§ **WHAT IS EXPECTED**
Transcribe every entry word for word. Skip the pictures.

[Dataset entries on figures]
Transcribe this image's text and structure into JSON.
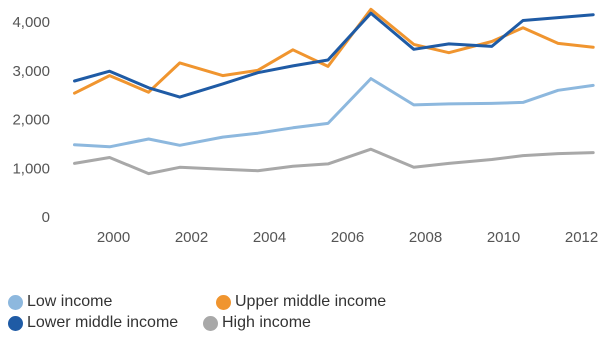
{
  "chart_data": {
    "type": "line",
    "title": "",
    "xlabel": "",
    "ylabel": "",
    "x": [
      1999.0,
      1999.9,
      2000.9,
      2001.7,
      2002.8,
      2003.7,
      2004.6,
      2005.5,
      2006.6,
      2007.7,
      2008.6,
      2009.7,
      2010.5,
      2011.4,
      2012.3
    ],
    "xlim": [
      1998.5,
      2012.55
    ],
    "x_ticks": [
      "2000",
      "2002",
      "2004",
      "2006",
      "2008",
      "2010",
      "2012"
    ],
    "ylim": [
      0,
      4000
    ],
    "y_ticks": [
      "0",
      "1,000",
      "2,000",
      "3,000",
      "4,000"
    ],
    "grid": false,
    "legend_position": "bottom-left",
    "series": [
      {
        "name": "Low income",
        "color": "#8db8de",
        "values": [
          1480,
          1440,
          1600,
          1470,
          1640,
          1720,
          1830,
          1920,
          2840,
          2300,
          2320,
          2330,
          2350,
          2600,
          2700
        ]
      },
      {
        "name": "Lower middle income",
        "color": "#1f5ba5",
        "values": [
          2790,
          2990,
          2650,
          2460,
          2730,
          2960,
          3100,
          3220,
          4180,
          3440,
          3550,
          3500,
          4030,
          4090,
          4150
        ]
      },
      {
        "name": "Upper middle income",
        "color": "#f0952f",
        "values": [
          2540,
          2900,
          2560,
          3160,
          2900,
          3010,
          3430,
          3090,
          4260,
          3540,
          3370,
          3600,
          3880,
          3560,
          3480
        ]
      },
      {
        "name": "High income",
        "color": "#a8a8a8",
        "values": [
          1100,
          1220,
          890,
          1020,
          980,
          950,
          1040,
          1090,
          1390,
          1020,
          1100,
          1180,
          1260,
          1300,
          1320
        ]
      }
    ]
  },
  "legend": [
    {
      "label": "Low income",
      "color": "#8db8de"
    },
    {
      "label": "Upper middle income",
      "color": "#f0952f"
    },
    {
      "label": "Lower middle income",
      "color": "#1f5ba5"
    },
    {
      "label": "High income",
      "color": "#a8a8a8"
    }
  ]
}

§ **FINAL RESULT**
Transcribe this image's text and structure into JSON.
{
  "chart_data": {
    "type": "line",
    "title": "",
    "xlabel": "",
    "ylabel": "",
    "x": [
      1999.0,
      1999.9,
      2000.9,
      2001.7,
      2002.8,
      2003.7,
      2004.6,
      2005.5,
      2006.6,
      2007.7,
      2008.6,
      2009.7,
      2010.5,
      2011.4,
      2012.3
    ],
    "xlim": [
      1998.5,
      2012.55
    ],
    "x_ticks": [
      "2000",
      "2002",
      "2004",
      "2006",
      "2008",
      "2010",
      "2012"
    ],
    "ylim": [
      0,
      4000
    ],
    "y_ticks": [
      "0",
      "1,000",
      "2,000",
      "3,000",
      "4,000"
    ],
    "grid": false,
    "legend_position": "bottom-left",
    "series": [
      {
        "name": "Low income",
        "color": "#8db8de",
        "values": [
          1480,
          1440,
          1600,
          1470,
          1640,
          1720,
          1830,
          1920,
          2840,
          2300,
          2320,
          2330,
          2350,
          2600,
          2700
        ]
      },
      {
        "name": "Lower middle income",
        "color": "#1f5ba5",
        "values": [
          2790,
          2990,
          2650,
          2460,
          2730,
          2960,
          3100,
          3220,
          4180,
          3440,
          3550,
          3500,
          4030,
          4090,
          4150
        ]
      },
      {
        "name": "Upper middle income",
        "color": "#f0952f",
        "values": [
          2540,
          2900,
          2560,
          3160,
          2900,
          3010,
          3430,
          3090,
          4260,
          3540,
          3370,
          3600,
          3880,
          3560,
          3480
        ]
      },
      {
        "name": "High income",
        "color": "#a8a8a8",
        "values": [
          1100,
          1220,
          890,
          1020,
          980,
          950,
          1040,
          1090,
          1390,
          1020,
          1100,
          1180,
          1260,
          1300,
          1320
        ]
      }
    ]
  },
  "legend": [
    {
      "label": "Low income",
      "color": "#8db8de"
    },
    {
      "label": "Upper middle income",
      "color": "#f0952f"
    },
    {
      "label": "Lower middle income",
      "color": "#1f5ba5"
    },
    {
      "label": "High income",
      "color": "#a8a8a8"
    }
  ]
}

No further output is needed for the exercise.